▶ Records for this exercise:
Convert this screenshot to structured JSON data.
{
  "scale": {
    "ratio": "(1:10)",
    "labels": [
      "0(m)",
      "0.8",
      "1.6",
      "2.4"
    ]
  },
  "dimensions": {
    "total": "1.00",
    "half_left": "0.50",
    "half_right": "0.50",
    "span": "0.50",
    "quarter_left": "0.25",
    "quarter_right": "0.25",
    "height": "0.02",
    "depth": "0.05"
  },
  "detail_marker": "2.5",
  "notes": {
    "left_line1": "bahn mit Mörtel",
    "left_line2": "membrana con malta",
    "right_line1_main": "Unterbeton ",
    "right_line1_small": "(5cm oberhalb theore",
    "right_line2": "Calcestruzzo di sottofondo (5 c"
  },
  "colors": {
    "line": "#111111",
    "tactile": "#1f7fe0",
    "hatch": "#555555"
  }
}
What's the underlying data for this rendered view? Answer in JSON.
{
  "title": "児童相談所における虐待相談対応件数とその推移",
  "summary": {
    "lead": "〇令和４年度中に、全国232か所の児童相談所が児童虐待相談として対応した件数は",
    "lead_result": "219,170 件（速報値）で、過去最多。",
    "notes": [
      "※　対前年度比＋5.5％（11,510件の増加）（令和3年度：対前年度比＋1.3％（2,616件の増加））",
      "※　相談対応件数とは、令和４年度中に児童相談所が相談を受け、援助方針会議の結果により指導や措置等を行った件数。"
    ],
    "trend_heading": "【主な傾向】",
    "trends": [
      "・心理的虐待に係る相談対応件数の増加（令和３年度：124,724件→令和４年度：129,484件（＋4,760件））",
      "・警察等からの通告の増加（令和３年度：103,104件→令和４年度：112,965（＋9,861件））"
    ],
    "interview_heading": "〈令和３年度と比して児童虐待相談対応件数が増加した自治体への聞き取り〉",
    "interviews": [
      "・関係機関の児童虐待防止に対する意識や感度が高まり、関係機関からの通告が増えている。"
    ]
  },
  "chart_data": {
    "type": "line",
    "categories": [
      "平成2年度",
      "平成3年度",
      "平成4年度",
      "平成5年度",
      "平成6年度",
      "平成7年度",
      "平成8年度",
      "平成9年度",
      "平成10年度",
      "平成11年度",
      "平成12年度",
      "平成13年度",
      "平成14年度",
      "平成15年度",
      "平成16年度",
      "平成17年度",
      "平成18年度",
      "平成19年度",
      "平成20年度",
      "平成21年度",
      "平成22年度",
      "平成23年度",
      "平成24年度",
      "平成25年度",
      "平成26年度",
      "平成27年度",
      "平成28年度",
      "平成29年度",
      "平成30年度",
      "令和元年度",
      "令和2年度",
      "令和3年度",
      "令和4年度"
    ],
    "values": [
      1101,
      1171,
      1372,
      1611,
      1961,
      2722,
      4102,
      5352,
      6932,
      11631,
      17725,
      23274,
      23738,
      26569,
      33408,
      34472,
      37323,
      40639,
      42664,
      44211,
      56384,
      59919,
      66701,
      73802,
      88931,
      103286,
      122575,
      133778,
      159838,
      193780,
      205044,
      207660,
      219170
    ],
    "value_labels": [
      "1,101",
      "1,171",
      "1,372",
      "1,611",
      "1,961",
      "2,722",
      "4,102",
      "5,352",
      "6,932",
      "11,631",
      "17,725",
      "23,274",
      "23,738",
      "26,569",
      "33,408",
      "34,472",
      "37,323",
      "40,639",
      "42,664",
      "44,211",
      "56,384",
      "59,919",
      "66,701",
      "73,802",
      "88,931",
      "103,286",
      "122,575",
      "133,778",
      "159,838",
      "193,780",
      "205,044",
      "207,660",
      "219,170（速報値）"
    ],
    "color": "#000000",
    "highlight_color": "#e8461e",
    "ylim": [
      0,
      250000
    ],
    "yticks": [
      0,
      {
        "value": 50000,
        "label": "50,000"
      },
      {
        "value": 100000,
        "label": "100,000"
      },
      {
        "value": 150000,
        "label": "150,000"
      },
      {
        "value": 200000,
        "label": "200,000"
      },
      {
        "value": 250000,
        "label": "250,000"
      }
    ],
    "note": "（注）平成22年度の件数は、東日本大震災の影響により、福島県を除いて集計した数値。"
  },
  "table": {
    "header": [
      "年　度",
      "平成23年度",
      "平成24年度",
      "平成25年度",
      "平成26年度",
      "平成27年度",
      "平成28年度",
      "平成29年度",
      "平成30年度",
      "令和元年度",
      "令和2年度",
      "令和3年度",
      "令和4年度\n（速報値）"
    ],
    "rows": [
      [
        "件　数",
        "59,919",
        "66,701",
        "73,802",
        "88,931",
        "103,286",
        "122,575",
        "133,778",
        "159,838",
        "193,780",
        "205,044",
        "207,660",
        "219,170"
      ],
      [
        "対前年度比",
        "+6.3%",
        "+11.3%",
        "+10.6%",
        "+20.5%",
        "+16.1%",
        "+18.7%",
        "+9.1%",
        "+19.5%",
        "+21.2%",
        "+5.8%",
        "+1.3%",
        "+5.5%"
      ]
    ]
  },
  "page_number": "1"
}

▶ Exercise objective: Recopy the entries above in their entirety, exactly.

▶ Finished task:
Convert this screenshot to structured JSON data.
{
  "scale": {
    "ratio": "(1:10)",
    "labels": [
      "0(m)",
      "0.8",
      "1.6",
      "2.4"
    ]
  },
  "dimensions": {
    "total": "1.00",
    "half_left": "0.50",
    "half_right": "0.50",
    "span": "0.50",
    "quarter_left": "0.25",
    "quarter_right": "0.25",
    "height": "0.02",
    "depth": "0.05"
  },
  "detail_marker": "2.5",
  "notes": {
    "left_line1": "bahn mit Mörtel",
    "left_line2": "membrana con malta",
    "right_line1_main": "Unterbeton ",
    "right_line1_small": "(5cm oberhalb theore",
    "right_line2": "Calcestruzzo di sottofondo (5 c"
  },
  "colors": {
    "line": "#111111",
    "tactile": "#1f7fe0",
    "hatch": "#555555"
  }
}
What's the underlying data for this rendered view? Answer in JSON.
{
  "title": "児童相談所における虐待相談対応件数とその推移",
  "summary": {
    "lead": "〇令和４年度中に、全国232か所の児童相談所が児童虐待相談として対応した件数は",
    "lead_result": "219,170 件（速報値）で、過去最多。",
    "notes": [
      "※　対前年度比＋5.5％（11,510件の増加）（令和3年度：対前年度比＋1.3％（2,616件の増加））",
      "※　相談対応件数とは、令和４年度中に児童相談所が相談を受け、援助方針会議の結果により指導や措置等を行った件数。"
    ],
    "trend_heading": "【主な傾向】",
    "trends": [
      "・心理的虐待に係る相談対応件数の増加（令和３年度：124,724件→令和４年度：129,484件（＋4,760件））",
      "・警察等からの通告の増加（令和３年度：103,104件→令和４年度：112,965（＋9,861件））"
    ],
    "interview_heading": "〈令和３年度と比して児童虐待相談対応件数が増加した自治体への聞き取り〉",
    "interviews": [
      "・関係機関の児童虐待防止に対する意識や感度が高まり、関係機関からの通告が増えている。"
    ]
  },
  "chart_data": {
    "type": "line",
    "categories": [
      "平成2年度",
      "平成3年度",
      "平成4年度",
      "平成5年度",
      "平成6年度",
      "平成7年度",
      "平成8年度",
      "平成9年度",
      "平成10年度",
      "平成11年度",
      "平成12年度",
      "平成13年度",
      "平成14年度",
      "平成15年度",
      "平成16年度",
      "平成17年度",
      "平成18年度",
      "平成19年度",
      "平成20年度",
      "平成21年度",
      "平成22年度",
      "平成23年度",
      "平成24年度",
      "平成25年度",
      "平成26年度",
      "平成27年度",
      "平成28年度",
      "平成29年度",
      "平成30年度",
      "令和元年度",
      "令和2年度",
      "令和3年度",
      "令和4年度"
    ],
    "values": [
      1101,
      1171,
      1372,
      1611,
      1961,
      2722,
      4102,
      5352,
      6932,
      11631,
      17725,
      23274,
      23738,
      26569,
      33408,
      34472,
      37323,
      40639,
      42664,
      44211,
      56384,
      59919,
      66701,
      73802,
      88931,
      103286,
      122575,
      133778,
      159838,
      193780,
      205044,
      207660,
      219170
    ],
    "value_labels": [
      "1,101",
      "1,171",
      "1,372",
      "1,611",
      "1,961",
      "2,722",
      "4,102",
      "5,352",
      "6,932",
      "11,631",
      "17,725",
      "23,274",
      "23,738",
      "26,569",
      "33,408",
      "34,472",
      "37,323",
      "40,639",
      "42,664",
      "44,211",
      "56,384",
      "59,919",
      "66,701",
      "73,802",
      "88,931",
      "103,286",
      "122,575",
      "133,778",
      "159,838",
      "193,780",
      "205,044",
      "207,660",
      "219,170（速報値）"
    ],
    "color": "#000000",
    "highlight_color": "#e8461e",
    "ylim": [
      0,
      250000
    ],
    "yticks": [
      0,
      {
        "value": 50000,
        "label": "50,000"
      },
      {
        "value": 100000,
        "label": "100,000"
      },
      {
        "value": 150000,
        "label": "150,000"
      },
      {
        "value": 200000,
        "label": "200,000"
      },
      {
        "value": 250000,
        "label": "250,000"
      }
    ],
    "note": "（注）平成22年度の件数は、東日本大震災の影響により、福島県を除いて集計した数値。"
  },
  "table": {
    "header": [
      "年　度",
      "平成23年度",
      "平成24年度",
      "平成25年度",
      "平成26年度",
      "平成27年度",
      "平成28年度",
      "平成29年度",
      "平成30年度",
      "令和元年度",
      "令和2年度",
      "令和3年度",
      "令和4年度\n（速報値）"
    ],
    "rows": [
      [
        "件　数",
        "59,919",
        "66,701",
        "73,802",
        "88,931",
        "103,286",
        "122,575",
        "133,778",
        "159,838",
        "193,780",
        "205,044",
        "207,660",
        "219,170"
      ],
      [
        "対前年度比",
        "+6.3%",
        "+11.3%",
        "+10.6%",
        "+20.5%",
        "+16.1%",
        "+18.7%",
        "+9.1%",
        "+19.5%",
        "+21.2%",
        "+5.8%",
        "+1.3%",
        "+5.5%"
      ]
    ]
  },
  "page_number": "1"
}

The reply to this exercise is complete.